[Entries from a visual dataset]
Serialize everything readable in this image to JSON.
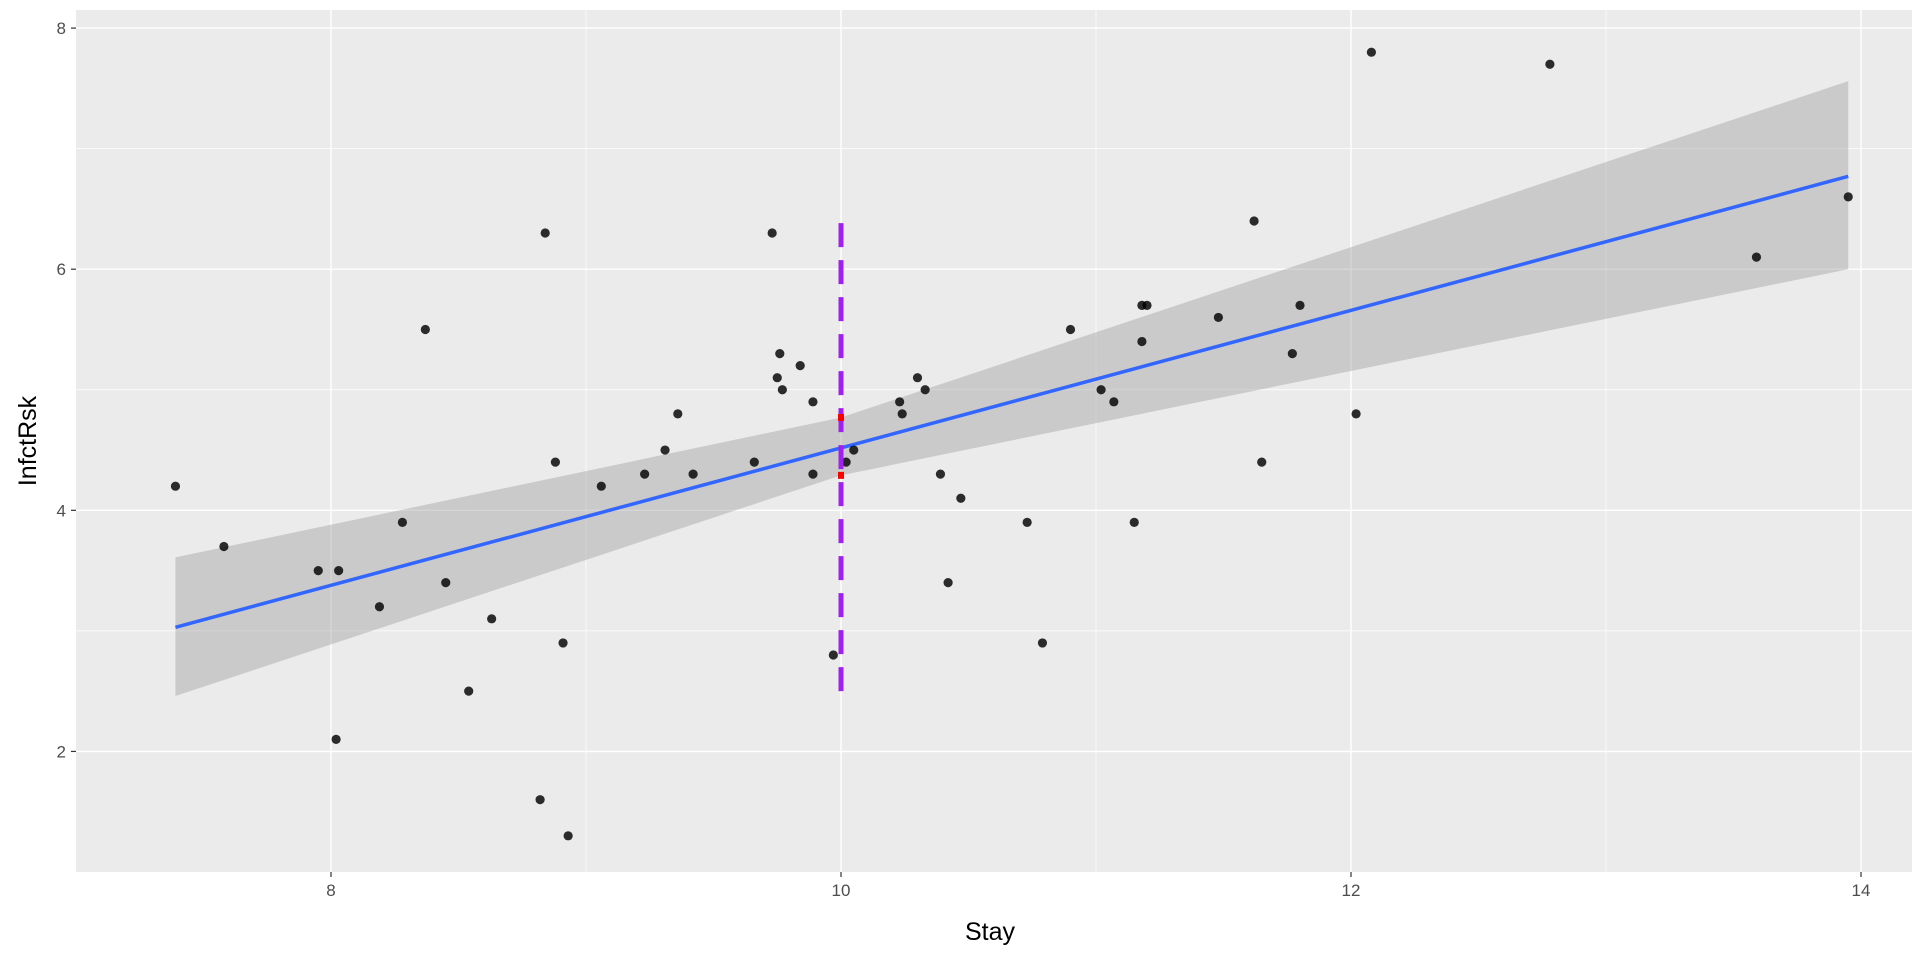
{
  "chart_data": {
    "type": "scatter",
    "title": "",
    "xlabel": "Stay",
    "ylabel": "InfctRsk",
    "xlim": [
      7.0,
      14.2
    ],
    "ylim": [
      1.0,
      8.15
    ],
    "x_ticks": [
      {
        "value": 8,
        "label": "8"
      },
      {
        "value": 10,
        "label": "10"
      },
      {
        "value": 12,
        "label": "12"
      },
      {
        "value": 14,
        "label": "14"
      }
    ],
    "y_ticks": [
      {
        "value": 2,
        "label": "2"
      },
      {
        "value": 4,
        "label": "4"
      },
      {
        "value": 6,
        "label": "6"
      },
      {
        "value": 8,
        "label": "8"
      }
    ],
    "grid": true,
    "panel_background": "#ebebeb",
    "grid_color": "#ffffff",
    "points": [
      {
        "x": 7.39,
        "y": 4.2
      },
      {
        "x": 7.58,
        "y": 3.7
      },
      {
        "x": 7.95,
        "y": 3.5
      },
      {
        "x": 8.03,
        "y": 3.5
      },
      {
        "x": 8.02,
        "y": 2.1
      },
      {
        "x": 8.19,
        "y": 3.2
      },
      {
        "x": 8.28,
        "y": 3.9
      },
      {
        "x": 8.37,
        "y": 5.5
      },
      {
        "x": 8.45,
        "y": 3.4
      },
      {
        "x": 8.54,
        "y": 2.5
      },
      {
        "x": 8.63,
        "y": 3.1
      },
      {
        "x": 8.82,
        "y": 1.6
      },
      {
        "x": 8.84,
        "y": 6.3
      },
      {
        "x": 8.88,
        "y": 4.4
      },
      {
        "x": 8.91,
        "y": 2.9
      },
      {
        "x": 8.93,
        "y": 1.3
      },
      {
        "x": 9.06,
        "y": 4.2
      },
      {
        "x": 9.23,
        "y": 4.3
      },
      {
        "x": 9.31,
        "y": 4.5
      },
      {
        "x": 9.36,
        "y": 4.8
      },
      {
        "x": 9.42,
        "y": 4.3
      },
      {
        "x": 9.66,
        "y": 4.4
      },
      {
        "x": 9.73,
        "y": 6.3
      },
      {
        "x": 9.75,
        "y": 5.1
      },
      {
        "x": 9.76,
        "y": 5.3
      },
      {
        "x": 9.77,
        "y": 5.0
      },
      {
        "x": 9.84,
        "y": 5.2
      },
      {
        "x": 9.89,
        "y": 4.9
      },
      {
        "x": 9.89,
        "y": 4.3
      },
      {
        "x": 9.97,
        "y": 2.8
      },
      {
        "x": 10.02,
        "y": 4.4
      },
      {
        "x": 10.05,
        "y": 4.5
      },
      {
        "x": 10.23,
        "y": 4.9
      },
      {
        "x": 10.24,
        "y": 4.8
      },
      {
        "x": 10.3,
        "y": 5.1
      },
      {
        "x": 10.33,
        "y": 5.0
      },
      {
        "x": 10.39,
        "y": 4.3
      },
      {
        "x": 10.42,
        "y": 3.4
      },
      {
        "x": 10.47,
        "y": 4.1
      },
      {
        "x": 10.73,
        "y": 3.9
      },
      {
        "x": 10.79,
        "y": 2.9
      },
      {
        "x": 10.9,
        "y": 5.5
      },
      {
        "x": 11.02,
        "y": 5.0
      },
      {
        "x": 11.07,
        "y": 4.9
      },
      {
        "x": 11.15,
        "y": 3.9
      },
      {
        "x": 11.18,
        "y": 5.7
      },
      {
        "x": 11.2,
        "y": 5.7
      },
      {
        "x": 11.18,
        "y": 5.4
      },
      {
        "x": 11.48,
        "y": 5.6
      },
      {
        "x": 11.62,
        "y": 6.4
      },
      {
        "x": 11.65,
        "y": 4.4
      },
      {
        "x": 11.77,
        "y": 5.3
      },
      {
        "x": 11.8,
        "y": 5.7
      },
      {
        "x": 12.02,
        "y": 4.8
      },
      {
        "x": 12.08,
        "y": 7.8
      },
      {
        "x": 12.78,
        "y": 7.7
      },
      {
        "x": 13.59,
        "y": 6.1
      },
      {
        "x": 13.95,
        "y": 6.6
      }
    ],
    "fit_line": {
      "x": [
        7.39,
        13.95
      ],
      "y": [
        3.03,
        6.77
      ],
      "color": "#3366ff"
    },
    "confidence_band": {
      "x": [
        7.39,
        10.0,
        13.95
      ],
      "lower": [
        2.46,
        4.29,
        6.0
      ],
      "upper": [
        3.61,
        4.77,
        7.56
      ],
      "color": "#999999"
    },
    "reference_line": {
      "x": 10.0,
      "y_from": 2.5,
      "y_to": 6.45,
      "style": "dashed",
      "color": "#a020f0"
    },
    "interval_marks": [
      {
        "x": 10.0,
        "y": 4.29,
        "color": "#ff0000"
      },
      {
        "x": 10.0,
        "y": 4.77,
        "color": "#ff0000"
      }
    ]
  }
}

**EXERCISE AIM**:
List every line in the records above that contains the word "value".

**ANSWER TO THIS PROBLEM**:
        "value": 8,
        "value": 10,
        "value": 12,
        "value": 14,
        "value": 2,
        "value": 4,
        "value": 6,
        "value": 8,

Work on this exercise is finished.